━━━ Passage shown ━━━

Hermetic Java project meeting
Jiangli Zhou
jianglizhou at google.com
Tue May 7 04:04:56 UTC 2024
On Tue, Apr 30, 2024 at 5:42 AM Magnus Ihse Bursie
<magnus.ihse.bursie at oracle.com> wrote:
>
>
> On 2024-04-26 03:15, Jiangli Zhou wrote:
> > On Thu, Apr 25, 2024 at 9:28 AM Magnus Ihse Bursie
> > <magnus.ihse.bursie at oracle.com> wrote:
> >>
> >> Just to be more clear, that's with using `objcopy` to localize non-exported symbols for all JDK static libraries and libjvm.a, not just libjvm.a right?
> >>
> >> Yes.
> >>
> >>
> >> Can you please include the compiler or linker errors on linux/clang?

━━━ Data shown ━━━

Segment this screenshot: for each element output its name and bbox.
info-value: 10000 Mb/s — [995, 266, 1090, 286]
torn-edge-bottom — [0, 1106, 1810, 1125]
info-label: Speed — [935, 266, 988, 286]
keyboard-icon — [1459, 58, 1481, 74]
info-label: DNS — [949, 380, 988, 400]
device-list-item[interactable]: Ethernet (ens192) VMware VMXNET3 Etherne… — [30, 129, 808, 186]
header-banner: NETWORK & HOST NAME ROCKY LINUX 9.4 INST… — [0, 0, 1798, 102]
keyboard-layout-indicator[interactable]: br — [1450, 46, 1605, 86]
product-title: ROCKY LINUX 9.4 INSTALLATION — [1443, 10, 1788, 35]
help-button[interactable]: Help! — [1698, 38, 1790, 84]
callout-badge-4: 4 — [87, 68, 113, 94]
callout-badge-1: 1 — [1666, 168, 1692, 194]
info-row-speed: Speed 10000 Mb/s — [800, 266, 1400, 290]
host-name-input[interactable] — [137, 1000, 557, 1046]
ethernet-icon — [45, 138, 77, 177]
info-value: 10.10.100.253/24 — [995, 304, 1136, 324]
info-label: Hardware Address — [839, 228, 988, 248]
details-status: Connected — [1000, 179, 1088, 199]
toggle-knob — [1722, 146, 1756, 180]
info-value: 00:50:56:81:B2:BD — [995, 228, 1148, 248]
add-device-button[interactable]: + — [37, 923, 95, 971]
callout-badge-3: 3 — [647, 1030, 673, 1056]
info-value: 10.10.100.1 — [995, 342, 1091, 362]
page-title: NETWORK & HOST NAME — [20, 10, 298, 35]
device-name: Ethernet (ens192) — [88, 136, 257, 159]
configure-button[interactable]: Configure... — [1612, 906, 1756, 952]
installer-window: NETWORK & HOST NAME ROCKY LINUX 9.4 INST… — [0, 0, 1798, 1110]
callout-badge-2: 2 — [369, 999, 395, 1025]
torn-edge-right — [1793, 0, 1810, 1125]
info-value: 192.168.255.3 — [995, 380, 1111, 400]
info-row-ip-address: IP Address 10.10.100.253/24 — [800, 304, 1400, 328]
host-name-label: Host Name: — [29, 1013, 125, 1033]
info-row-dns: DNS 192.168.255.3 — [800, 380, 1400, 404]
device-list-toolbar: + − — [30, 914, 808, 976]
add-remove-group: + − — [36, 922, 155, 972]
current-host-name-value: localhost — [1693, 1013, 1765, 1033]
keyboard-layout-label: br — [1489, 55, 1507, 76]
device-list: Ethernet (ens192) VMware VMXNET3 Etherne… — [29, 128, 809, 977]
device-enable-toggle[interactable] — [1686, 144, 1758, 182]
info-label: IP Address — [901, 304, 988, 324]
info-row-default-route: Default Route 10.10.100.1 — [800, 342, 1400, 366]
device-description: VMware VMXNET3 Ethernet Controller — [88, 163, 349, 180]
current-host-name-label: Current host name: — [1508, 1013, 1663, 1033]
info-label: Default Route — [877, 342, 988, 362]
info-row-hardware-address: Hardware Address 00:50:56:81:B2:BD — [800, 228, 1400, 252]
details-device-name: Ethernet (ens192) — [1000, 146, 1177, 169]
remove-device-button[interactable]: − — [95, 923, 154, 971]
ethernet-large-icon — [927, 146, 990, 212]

━━━

* **Stated problem**
Write out the stretch of the Hermetic Java message from "Hermetic Java project" through "just libjvm.a right?", substituting "shared libraries" for "static libraries". Work from the Hermetic Java message alone and leave the listing aside.

* **Result**
Hermetic Java project meeting
Jiangli Zhou
jianglizhou at google.com
Tue May 7 04:04:56 UTC 2024
On Tue, Apr 30, 2024 at 5:42 AM Magnus Ihse Bursie
<magnus.ihse.bursie at oracle.com> wrote:
>
>
> On 2024-04-26 03:15, Jiangli Zhou wrote:
> > On Thu, Apr 25, 2024 at 9:28 AM Magnus Ihse Bursie
> > <magnus.ihse.bursie at oracle.com> wrote:
> >>
> >> Just to be more clear, that's with using `objcopy` to localize non-exported symbols for all JDK shared libraries and libjvm.a, not just libjvm.a right?